[Data extract start]

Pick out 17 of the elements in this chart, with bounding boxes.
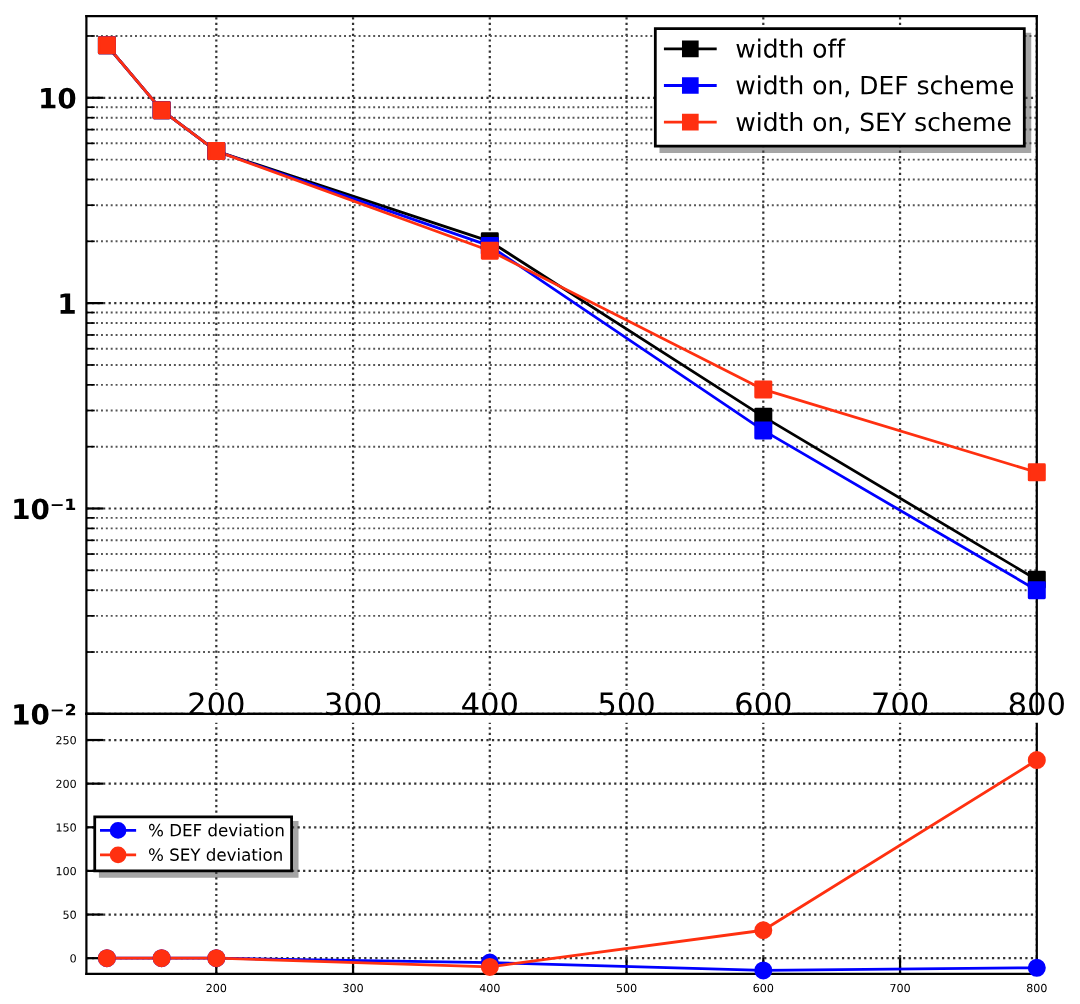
point	[1027, 581, 1046, 600]
legend-label: width off	[736, 38, 846, 58]
point	[1027, 463, 1046, 482]
point	[1027, 751, 1046, 770]
point	[754, 961, 773, 980]
y-tick-label: 1	[60, 293, 75, 314]
y-tick-label: 10⁻²	[14, 703, 76, 725]
point	[480, 241, 499, 260]
y-tick-label: 10⁻¹	[14, 498, 76, 520]
point	[754, 421, 773, 440]
legend-label: width on, DEF scheme	[736, 75, 1013, 98]
y-tick-label: 10	[41, 87, 76, 109]
legend-label: % DEF deviation	[148, 823, 284, 837]
point	[754, 921, 773, 940]
point	[754, 380, 773, 399]
legend-label: % SEY deviation	[148, 848, 282, 861]
legend-label: width on, SEY scheme	[736, 111, 1011, 134]
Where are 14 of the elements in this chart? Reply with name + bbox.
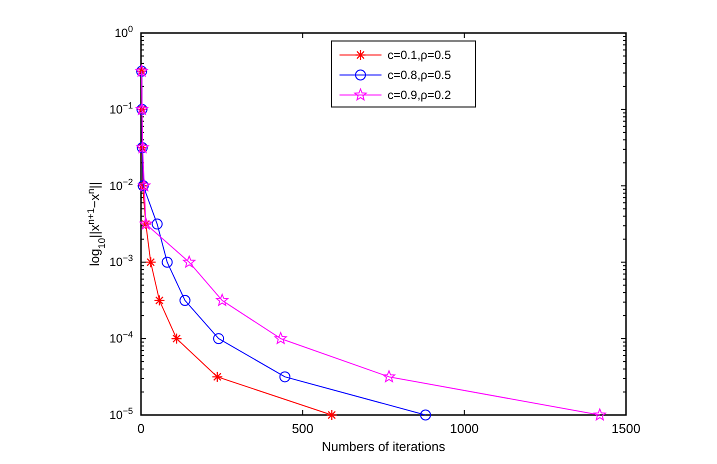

[Data extract end]

- Work to complete
Copy every line of the rows above verbatim, leaving out the pictures.

- Exercise output
Pick out 17 of the elements in this chart, with bounding boxes.
point	[1027, 581, 1046, 600]
legend-label: width off	[736, 38, 846, 58]
point	[1027, 463, 1046, 482]
point	[1027, 751, 1046, 770]
point	[754, 961, 773, 980]
y-tick-label: 1	[60, 293, 75, 314]
y-tick-label: 10⁻²	[14, 703, 76, 725]
point	[480, 241, 499, 260]
y-tick-label: 10⁻¹	[14, 498, 76, 520]
point	[754, 421, 773, 440]
legend-label: width on, DEF scheme	[736, 75, 1013, 98]
y-tick-label: 10	[41, 87, 76, 109]
legend-label: % DEF deviation	[148, 823, 284, 837]
point	[754, 921, 773, 940]
point	[754, 380, 773, 399]
legend-label: % SEY deviation	[148, 848, 282, 861]
legend-label: width on, SEY scheme	[736, 111, 1011, 134]
Where are 14 of the elements in this chart? Reply with name + bbox.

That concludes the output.